[Entries from a visual dataset]
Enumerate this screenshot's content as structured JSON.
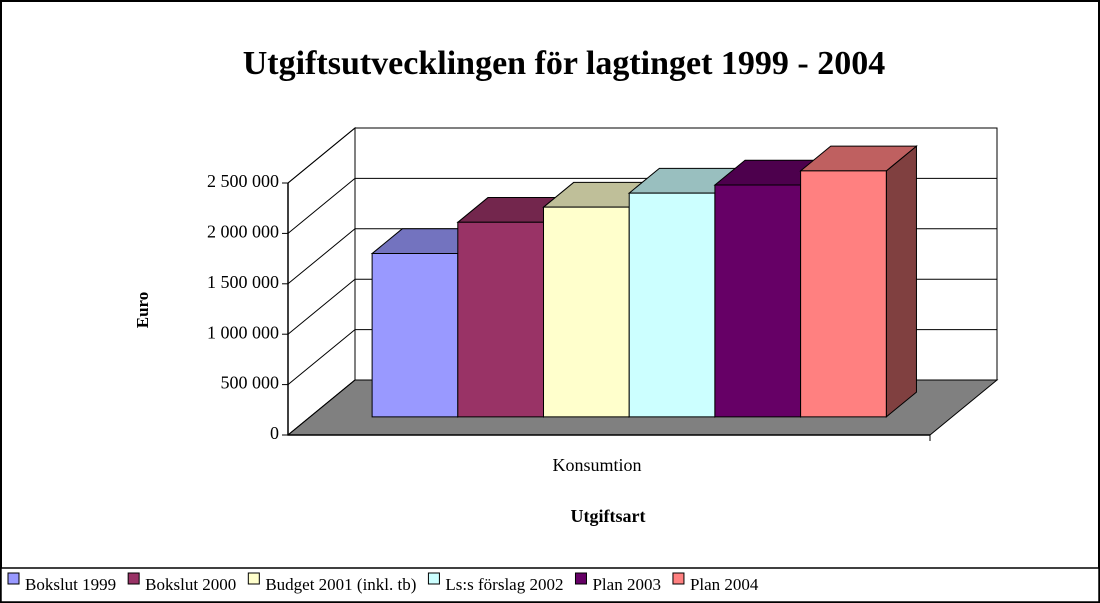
{
  "chart_data": {
    "type": "bar3d",
    "title": "Utgiftsutvecklingen för lagtinget 1999 - 2004",
    "y_label": "Euro",
    "x_label": "Utgiftsart",
    "categories": [
      "Konsumtion"
    ],
    "series": [
      {
        "name": "Bokslut 1999",
        "color": "#9999ff",
        "values": [
          1620000
        ]
      },
      {
        "name": "Bokslut 2000",
        "color": "#993366",
        "values": [
          1930000
        ]
      },
      {
        "name": "Budget 2001 (inkl. tb)",
        "color": "#ffffcc",
        "values": [
          2080000
        ]
      },
      {
        "name": "Ls:s förslag 2002",
        "color": "#ccffff",
        "values": [
          2220000
        ]
      },
      {
        "name": "Plan 2003",
        "color": "#660066",
        "values": [
          2300000
        ]
      },
      {
        "name": "Plan 2004",
        "color": "#ff8080",
        "values": [
          2440000
        ]
      }
    ],
    "ylim": [
      0,
      2500000
    ],
    "yticks": [
      0,
      {
        "value": 500000,
        "label": "500 000"
      },
      {
        "value": 1000000,
        "label": "1 000 000"
      },
      {
        "value": 1500000,
        "label": "1 500 000"
      },
      {
        "value": 2000000,
        "label": "2 000 000"
      },
      {
        "value": 2500000,
        "label": "2 500 000"
      }
    ],
    "grid": true,
    "legend": "bottom"
  }
}
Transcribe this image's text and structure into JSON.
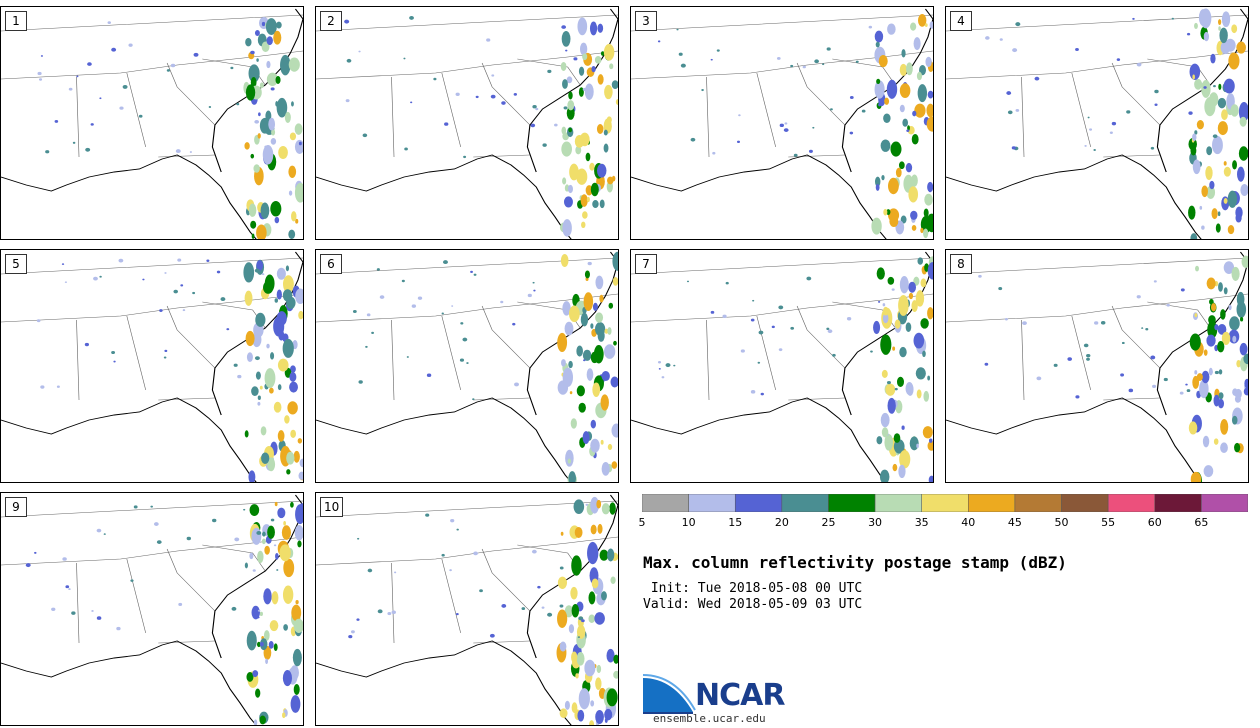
{
  "panels": [
    {
      "member": "1"
    },
    {
      "member": "2"
    },
    {
      "member": "3"
    },
    {
      "member": "4"
    },
    {
      "member": "5"
    },
    {
      "member": "6"
    },
    {
      "member": "7"
    },
    {
      "member": "8"
    },
    {
      "member": "9"
    },
    {
      "member": "10"
    }
  ],
  "colorbar": {
    "ticks": [
      "5",
      "10",
      "15",
      "20",
      "25",
      "30",
      "35",
      "40",
      "45",
      "50",
      "55",
      "60",
      "65"
    ],
    "colors": [
      "#a6a6a6",
      "#b3bdea",
      "#5563d4",
      "#4a8e92",
      "#008200",
      "#b8dcb4",
      "#f0de6a",
      "#ecaa20",
      "#b47a34",
      "#8a5838",
      "#ec507c",
      "#6c1838",
      "#b050a8"
    ]
  },
  "title": "Max. column reflectivity postage stamp (dBZ)",
  "init": " Init: Tue 2018-05-08 00 UTC",
  "valid": "Valid: Wed 2018-05-09 03 UTC",
  "logo_text": "NCAR",
  "site": "ensemble.ucar.edu"
}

TO BE DONE » Output the entries above exactly. Drop the pictures.

EXPECTED ANSWER »
Enumerate this screenshot's content as structured JSON.
{
  "chart_data": {
    "type": "bar3d",
    "title": "Utgiftsutvecklingen för lagtinget 1999 - 2004",
    "y_label": "Euro",
    "x_label": "Utgiftsart",
    "categories": [
      "Konsumtion"
    ],
    "series": [
      {
        "name": "Bokslut 1999",
        "color": "#9999ff",
        "values": [
          1620000
        ]
      },
      {
        "name": "Bokslut 2000",
        "color": "#993366",
        "values": [
          1930000
        ]
      },
      {
        "name": "Budget 2001 (inkl. tb)",
        "color": "#ffffcc",
        "values": [
          2080000
        ]
      },
      {
        "name": "Ls:s förslag 2002",
        "color": "#ccffff",
        "values": [
          2220000
        ]
      },
      {
        "name": "Plan 2003",
        "color": "#660066",
        "values": [
          2300000
        ]
      },
      {
        "name": "Plan 2004",
        "color": "#ff8080",
        "values": [
          2440000
        ]
      }
    ],
    "ylim": [
      0,
      2500000
    ],
    "yticks": [
      0,
      {
        "value": 500000,
        "label": "500 000"
      },
      {
        "value": 1000000,
        "label": "1 000 000"
      },
      {
        "value": 1500000,
        "label": "1 500 000"
      },
      {
        "value": 2000000,
        "label": "2 000 000"
      },
      {
        "value": 2500000,
        "label": "2 500 000"
      }
    ],
    "grid": true,
    "legend": "bottom"
  }
}
Transcribe this image's text and structure into JSON.
{
  "panels": [
    {
      "member": "1"
    },
    {
      "member": "2"
    },
    {
      "member": "3"
    },
    {
      "member": "4"
    },
    {
      "member": "5"
    },
    {
      "member": "6"
    },
    {
      "member": "7"
    },
    {
      "member": "8"
    },
    {
      "member": "9"
    },
    {
      "member": "10"
    }
  ],
  "colorbar": {
    "ticks": [
      "5",
      "10",
      "15",
      "20",
      "25",
      "30",
      "35",
      "40",
      "45",
      "50",
      "55",
      "60",
      "65"
    ],
    "colors": [
      "#a6a6a6",
      "#b3bdea",
      "#5563d4",
      "#4a8e92",
      "#008200",
      "#b8dcb4",
      "#f0de6a",
      "#ecaa20",
      "#b47a34",
      "#8a5838",
      "#ec507c",
      "#6c1838",
      "#b050a8"
    ]
  },
  "title": "Max. column reflectivity postage stamp (dBZ)",
  "init": " Init: Tue 2018-05-08 00 UTC",
  "valid": "Valid: Wed 2018-05-09 03 UTC",
  "logo_text": "NCAR",
  "site": "ensemble.ucar.edu"
}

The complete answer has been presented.